§ **EXCERPT**:

* BEGIN *

H. P. Lovecraft, Letter to August Derleth (21 November 1930)

“There’s only one corner of the universe you can be sure of improving, and that’s your own self…[by] the sacrifice of self-will to make room for knowledge of God.”
— Aldous Huxley, Time Must Have a Stop

When last we looked in on James and Lovecraft, we found them occupying rather similar positions: wandering the streets of New York, “almost gasp[ing] with a sense of isolation” [1] in a city transformed by immigration from a colony of the Nordic race to some loathsome futuristic Babylon.

Returning to their respective home bases, they were in quite different situations. Lovecraft returned to Providence and was taken in by his aunts, living in an increasingly shabby series of genteel houses, James, however, had not merely the funds of a reasonably successful writer [2] to provide for a comfortable residence; his share in the family real estate was making considerable gains under the surprisingly wise management of his nephew, Harry James (New York attorney and budding money manager, not the big band trumpeter).

After receiving some particularly good investment news (“Very interesting & valuable to me is your news of the new Syracuse arrangement… I feel as if it has placed my declining years a l’abri of destitution” [3]) James turned his hand to what would be his last great ghost story — “The Jolly Corner” [4] — that re-imagines his recent homecoming through the egotistical musings and nocturnal wanderings (in his luxurious family mansion on once-fashionable Irving Place, not in the street, like Lovecraft, whose “declining years” would also not escape destitution either) of a character who seems to combine Henry‘s imagination with Harry‘s grasping business sense — exactly what Lovecraft lacked in order to make his way in the new, capitalistic world.

* END *

§ **PROBLEM A**: Lay out the records between the lines holding "192, 272, 208]" and "149, 743, 150]", inclusive, as a JSON list of strings with one string per line, leaving out any blank lines.
The text and the records come from unrelated sources.

Element placement data

* BEGIN *

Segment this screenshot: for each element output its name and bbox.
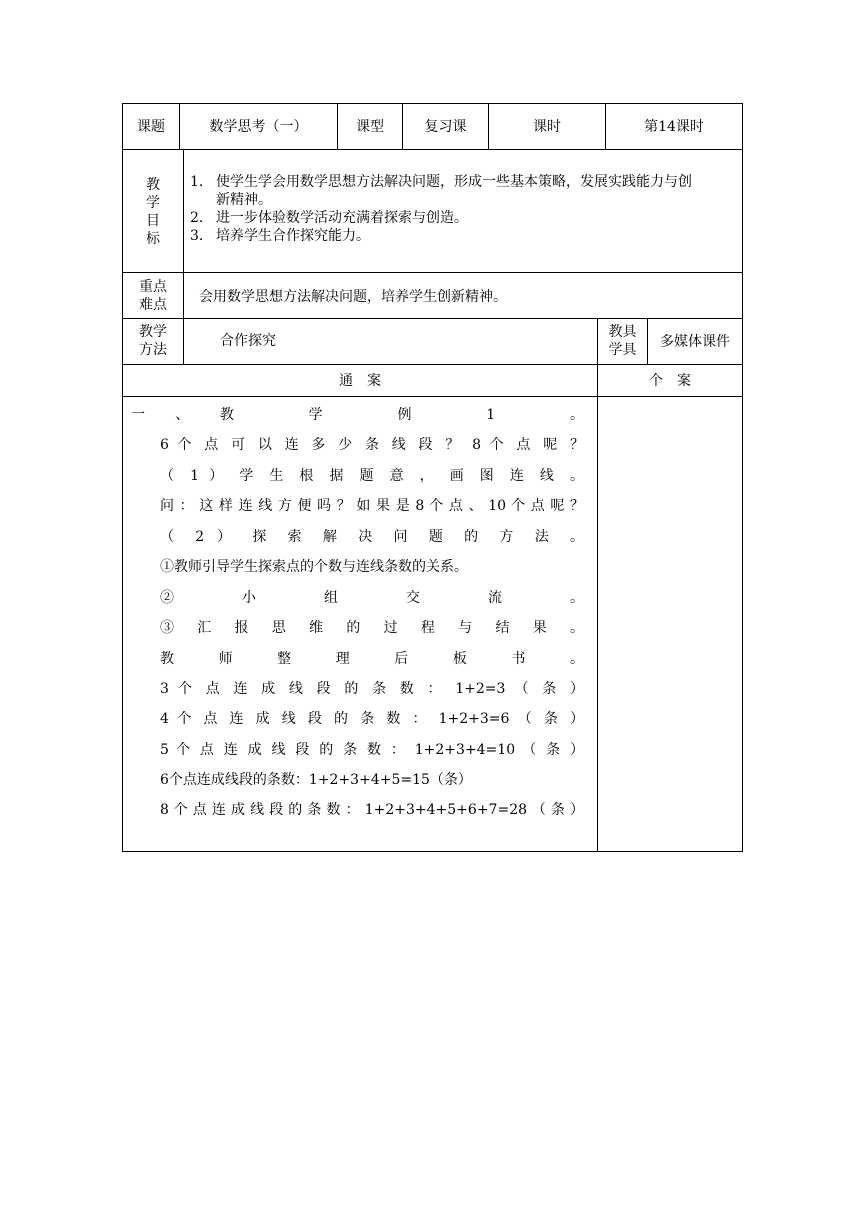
goal-text-continued: 新精神。	[216, 192, 272, 208]
content-line: 4 个 点 连 成 线 段 的 条 数 ： 1+2+3=6 （ 条 ）	[160, 711, 584, 727]
content-line: 一、教 学 例 1 。	[131, 407, 584, 423]
content-line: （ 2 ） 探 索 解 决 问 题 的 方 法 。	[160, 529, 584, 545]
type-value: 复习课	[424, 118, 467, 135]
goals-label	[123, 176, 183, 248]
content-line: 5 个 点 连 成 线 段 的 条 数 ： 1+2+3+4=10 （ 条 ）	[160, 742, 584, 758]
row-divider-1	[122, 149, 743, 150]
period-label: 课时	[533, 118, 561, 135]
content-line: 6个点连成线段的条数：1+2+3+4+5=15（条）	[160, 772, 472, 788]
content-line: 问 ： 这 样 连 线 方 便 吗 ？ 如 果 是 8 个 点 、 10 个 点 呢 ？	[160, 498, 584, 514]
goal-text: 培养学生合作探究能力。	[216, 228, 370, 244]
tools-label-line: 教具	[608, 324, 637, 340]
row-divider-5	[122, 396, 743, 397]
goals-label-char: 学	[146, 195, 160, 211]
method-label	[123, 323, 183, 359]
tools-value: 多媒体课件	[660, 333, 730, 350]
goals-label-char: 教	[146, 177, 160, 193]
goal-text: 进一步体验数学活动充满着探索与创造。	[216, 210, 468, 226]
content-line: （ 1 ） 学 生 根 据 题 意 ， 画 图 连 线 。	[160, 468, 584, 484]
method-value: 合作探究	[220, 333, 276, 349]
key-points-text: 会用数学思想方法解决问题，培养学生创新精神。	[199, 289, 507, 305]
tools-label-line: 学具	[608, 342, 637, 358]
period-value: 第14课时	[644, 118, 704, 135]
goal-item	[190, 209, 740, 227]
goals-list	[190, 173, 740, 245]
method-label-line: 教学	[139, 324, 167, 340]
key-points-label-line: 重点	[139, 279, 167, 295]
content-line: ② 小 组 交 流 。	[160, 590, 584, 606]
tools-label	[598, 323, 647, 359]
topic-label: 课题	[137, 118, 165, 135]
goal-item	[190, 227, 740, 245]
common-plan-header: 通 案	[339, 372, 381, 389]
method-label-line: 方法	[139, 342, 167, 358]
content-line: ①教师引导学生探索点的个数与连线条数的关系。	[160, 559, 468, 575]
goals-label-char: 标	[146, 231, 160, 247]
col-divider	[597, 364, 598, 852]
key-points-label-line: 难点	[139, 297, 167, 313]
content-line: 3 个 点 连 成 线 段 的 条 数 ： 1+2=3 （ 条 ）	[160, 681, 584, 697]
content-line: ③ 汇 报 思 维 的 过 程 与 结 果 。	[160, 620, 584, 636]
content-line: 教 师 整 理 后 板 书 。	[160, 651, 584, 667]
row-divider-2	[122, 272, 743, 273]
goal-number: 2．	[190, 210, 213, 226]
topic-value: 数学思考（一）	[209, 118, 308, 135]
table-border-right	[742, 103, 743, 852]
content-line: 6 个 点 可 以 连 多 少 条 线 段 ？ 8 个 点 呢 ？	[160, 437, 584, 453]
type-label: 课型	[356, 118, 384, 135]
individual-plan-header: 个 案	[649, 372, 691, 389]
key-points-label	[123, 278, 183, 314]
col-divider	[183, 149, 184, 364]
goal-text: 使学生学会用数学思想方法解决问题，形成一些基本策略，发展实践能力与创	[216, 174, 692, 190]
goals-label-char: 目	[146, 213, 160, 229]
content-line: 8 个 点 连 成 线 段 的 条 数 ： 1+2+3+4+5+6+7=28 （ 条 ）	[160, 802, 584, 818]
goal-number: 1．	[190, 174, 213, 190]
goal-number: 3．	[190, 228, 213, 244]
goal-item	[190, 173, 740, 209]
table-border-bottom	[122, 851, 743, 852]
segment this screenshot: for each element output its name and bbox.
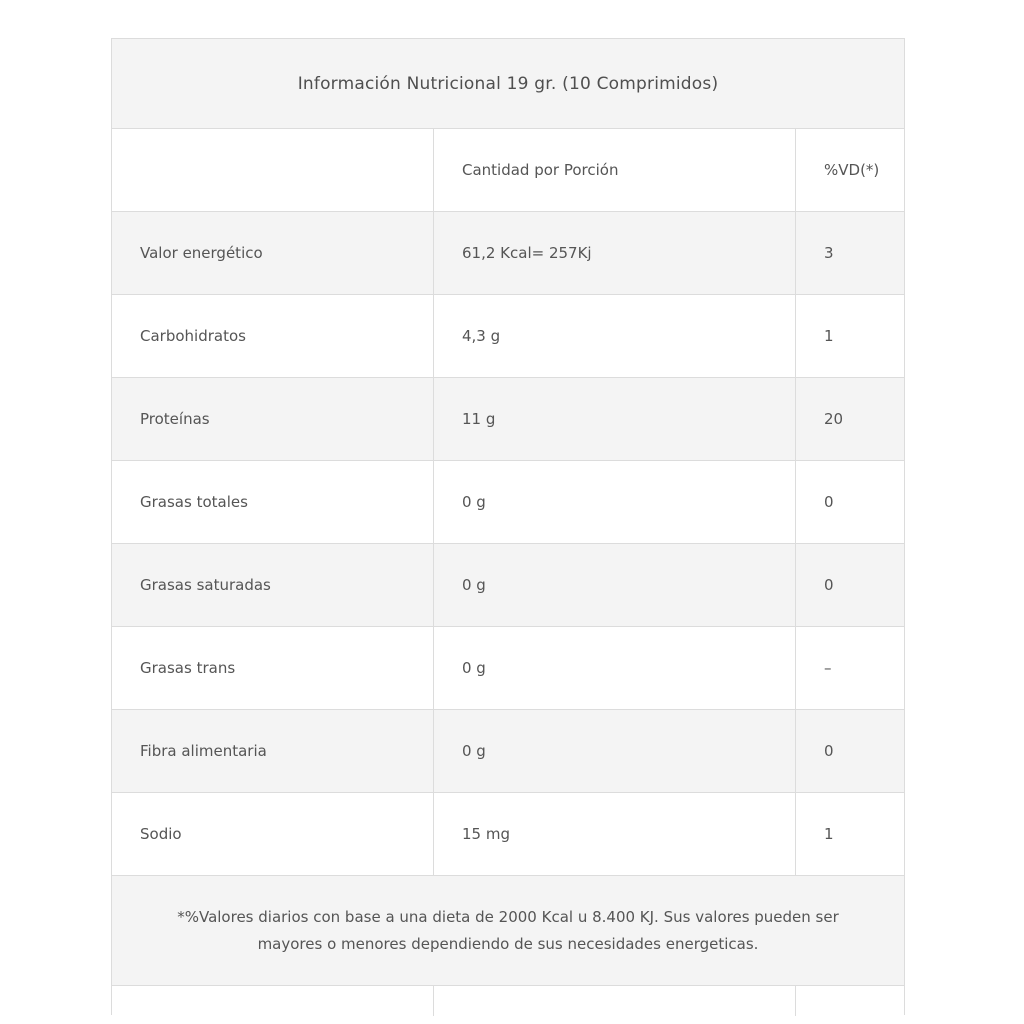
header-daily-value: %VD(*) [824, 161, 880, 179]
header-nutrient [112, 129, 434, 211]
table-row [111, 792, 905, 875]
nutrient-daily-value: 1 [824, 825, 834, 843]
table-row [111, 294, 905, 377]
table-title-row [111, 38, 905, 128]
nutrient-amount: 61,2 Kcal= 257Kj [434, 212, 796, 294]
table-row [111, 543, 905, 626]
nutrient-daily-value: 3 [824, 244, 834, 262]
nutrient-name: Fibra alimentaria [112, 710, 434, 792]
table-header-row [111, 128, 905, 211]
table-footnote-row [111, 875, 905, 985]
empty-cell [796, 986, 904, 1016]
nutrient-daily-value: – [824, 659, 832, 677]
header-amount: Cantidad por Porción [434, 129, 796, 211]
nutrient-name: Grasas saturadas [112, 544, 434, 626]
nutrient-amount: 0 g [434, 544, 796, 626]
nutrient-amount: 0 g [434, 461, 796, 543]
table-row [111, 460, 905, 543]
empty-cell [112, 986, 434, 1016]
nutrient-name: Carbohidratos [112, 295, 434, 377]
nutrient-name: Grasas trans [112, 627, 434, 709]
nutrient-amount: 0 g [434, 627, 796, 709]
nutrient-daily-value: 0 [824, 493, 834, 511]
nutrient-daily-value: 20 [824, 410, 844, 428]
nutrient-amount: 4,3 g [434, 295, 796, 377]
nutrient-name: Sodio [112, 793, 434, 875]
table-row [111, 626, 905, 709]
table-row [111, 211, 905, 294]
nutrient-name: Grasas totales [112, 461, 434, 543]
table-footnote: *%Valores diarios con base a una dieta de 2000 Kcal u 8.400 KJ. Sus valores pueden ser mayores o menores dependiendo de sus necesidades energeticas. [177, 907, 839, 953]
nutrient-amount: 15 mg [434, 793, 796, 875]
table-row-partial [111, 985, 905, 1015]
table-row [111, 377, 905, 460]
empty-cell [434, 986, 796, 1016]
table-row [111, 709, 905, 792]
nutrient-amount: 11 g [434, 378, 796, 460]
nutrition-table [111, 38, 905, 1015]
nutrient-daily-value: 1 [824, 327, 834, 345]
nutrient-daily-value: 0 [824, 742, 834, 760]
nutrient-name: Proteínas [112, 378, 434, 460]
nutrient-name: Valor energético [112, 212, 434, 294]
nutrient-daily-value: 0 [824, 576, 834, 594]
nutrient-amount: 0 g [434, 710, 796, 792]
table-title: Información Nutricional 19 gr. (10 Comprimidos) [297, 73, 719, 94]
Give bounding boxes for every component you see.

* END *

§ **PROBLEM B**: Rewrite the passage of the excerpt on James and Lovecraft between "After receiving some" and "new, capitalistic world.", inclusive, substituting "Albany" for "Syracuse".

§ **COMPLETE ANSWER A**:
[
  "goal-text-continued: 新精神。\t[216, 192, 272, 208]",
  "content-line: 4 个 点 连 成 线 段 的 条 数 ： 1+2+3=6 （ 条 ）\t[160, 711, 584, 727]",
  "content-line: 一、教 学 例 1 。\t[131, 407, 584, 423]",
  "content-line: （ 2 ） 探 索 解 决 问 题 的 方 法 。\t[160, 529, 584, 545]",
  "type-value: 复习课\t[424, 118, 467, 135]",
  "goals-label\t[123, 176, 183, 248]",
  "content-line: 5 个 点 连 成 线 段 的 条 数 ： 1+2+3+4=10 （ 条 ）\t[160, 742, 584, 758]",
  "row-divider-1\t[122, 149, 743, 150]"
]

§ **COMPLETE ANSWER B**:
After receiving some particularly good investment news (“Very interesting & valuable to me is your news of the new Albany arrangement… I feel as if it has placed my declining years a l’abri of destitution” [3]) James turned his hand to what would be his last great ghost story — “The Jolly Corner” [4] — that re-imagines his recent homecoming through the egotistical musings and nocturnal wanderings (in his luxurious family mansion on once-fashionable Irving Place, not in the street, like Lovecraft, whose “declining years” would also not escape destitution either) of a character who seems to combine Henry‘s imagination with Harry‘s grasping business sense — exactly what Lovecraft lacked in order to make his way in the new, capitalistic world.